Dataset entries
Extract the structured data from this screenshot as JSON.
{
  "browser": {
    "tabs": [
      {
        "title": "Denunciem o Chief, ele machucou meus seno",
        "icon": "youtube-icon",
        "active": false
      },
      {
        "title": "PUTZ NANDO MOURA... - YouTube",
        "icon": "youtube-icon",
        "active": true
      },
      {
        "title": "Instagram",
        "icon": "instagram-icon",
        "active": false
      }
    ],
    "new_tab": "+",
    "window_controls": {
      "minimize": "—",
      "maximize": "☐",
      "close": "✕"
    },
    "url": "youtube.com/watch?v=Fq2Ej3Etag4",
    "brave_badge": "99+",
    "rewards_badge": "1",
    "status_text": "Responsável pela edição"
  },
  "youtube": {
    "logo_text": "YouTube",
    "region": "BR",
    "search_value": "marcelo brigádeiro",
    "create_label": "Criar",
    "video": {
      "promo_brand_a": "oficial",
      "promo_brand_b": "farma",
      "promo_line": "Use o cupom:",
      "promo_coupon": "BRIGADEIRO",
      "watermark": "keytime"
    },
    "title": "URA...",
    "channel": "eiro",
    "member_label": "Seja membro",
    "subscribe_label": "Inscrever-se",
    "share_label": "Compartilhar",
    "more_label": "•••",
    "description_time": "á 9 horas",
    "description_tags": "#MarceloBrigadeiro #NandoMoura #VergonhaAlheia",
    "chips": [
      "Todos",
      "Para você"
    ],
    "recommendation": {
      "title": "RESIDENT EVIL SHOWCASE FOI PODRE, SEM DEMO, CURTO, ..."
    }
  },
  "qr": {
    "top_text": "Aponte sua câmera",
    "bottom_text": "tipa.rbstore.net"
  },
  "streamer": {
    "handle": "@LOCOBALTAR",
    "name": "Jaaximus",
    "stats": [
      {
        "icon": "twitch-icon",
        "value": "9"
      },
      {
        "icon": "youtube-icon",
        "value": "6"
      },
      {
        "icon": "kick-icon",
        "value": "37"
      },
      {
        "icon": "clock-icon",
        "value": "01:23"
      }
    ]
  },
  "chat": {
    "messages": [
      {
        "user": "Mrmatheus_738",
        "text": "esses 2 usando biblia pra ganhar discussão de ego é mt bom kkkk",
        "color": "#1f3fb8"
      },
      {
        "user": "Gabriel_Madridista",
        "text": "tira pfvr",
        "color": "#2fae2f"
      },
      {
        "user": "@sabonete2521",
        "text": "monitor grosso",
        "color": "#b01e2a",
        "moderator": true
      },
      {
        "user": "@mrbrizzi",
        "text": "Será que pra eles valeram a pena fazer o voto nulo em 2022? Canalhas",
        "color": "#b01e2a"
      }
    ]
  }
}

Exercise aim:
Compute how many lines include the string "color", then give that number by itself.

Result of this exercise:
4